● **YOUR GOAL**
Reproduce every entry below precisely. Pictures are excluded from the copy.

● **Records excerpted from a collection**
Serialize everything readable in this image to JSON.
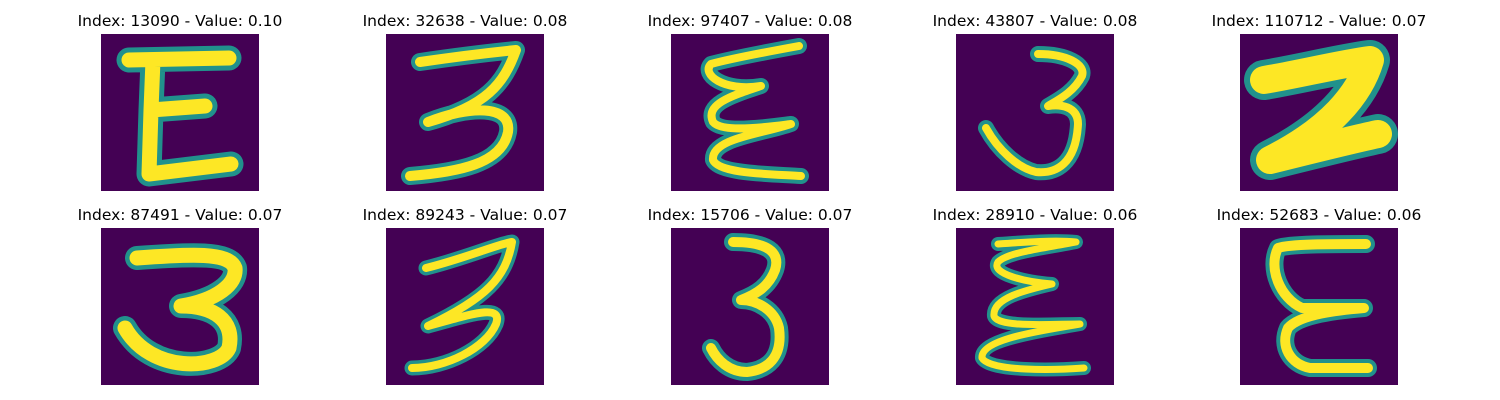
{
  "colors": {
    "background": "#440154",
    "stroke_edge": "#21918c",
    "stroke_core": "#fde725"
  },
  "panels": [
    {
      "title": "Index: 13090 - Value: 0.10",
      "glyph": "E"
    },
    {
      "title": "Index: 32638 - Value: 0.08",
      "glyph": "3"
    },
    {
      "title": "Index: 97407 - Value: 0.08",
      "glyph": "E"
    },
    {
      "title": "Index: 43807 - Value: 0.08",
      "glyph": "3"
    },
    {
      "title": "Index: 110712 - Value: 0.07",
      "glyph": "2"
    },
    {
      "title": "Index: 87491 - Value: 0.07",
      "glyph": "3"
    },
    {
      "title": "Index: 89243 - Value: 0.07",
      "glyph": "3"
    },
    {
      "title": "Index: 15706 - Value: 0.07",
      "glyph": "3"
    },
    {
      "title": "Index: 28910 - Value: 0.06",
      "glyph": "E"
    },
    {
      "title": "Index: 52683 - Value: 0.06",
      "glyph": "E"
    }
  ]
}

● **OUTPUT BELOW**
Serialize everything readable in this image to JSON.
{
  "colors": {
    "background": "#440154",
    "stroke_edge": "#21918c",
    "stroke_core": "#fde725"
  },
  "panels": [
    {
      "title": "Index: 13090 - Value: 0.10",
      "glyph": "E"
    },
    {
      "title": "Index: 32638 - Value: 0.08",
      "glyph": "3"
    },
    {
      "title": "Index: 97407 - Value: 0.08",
      "glyph": "E"
    },
    {
      "title": "Index: 43807 - Value: 0.08",
      "glyph": "3"
    },
    {
      "title": "Index: 110712 - Value: 0.07",
      "glyph": "2"
    },
    {
      "title": "Index: 87491 - Value: 0.07",
      "glyph": "3"
    },
    {
      "title": "Index: 89243 - Value: 0.07",
      "glyph": "3"
    },
    {
      "title": "Index: 15706 - Value: 0.07",
      "glyph": "3"
    },
    {
      "title": "Index: 28910 - Value: 0.06",
      "glyph": "E"
    },
    {
      "title": "Index: 52683 - Value: 0.06",
      "glyph": "E"
    }
  ]
}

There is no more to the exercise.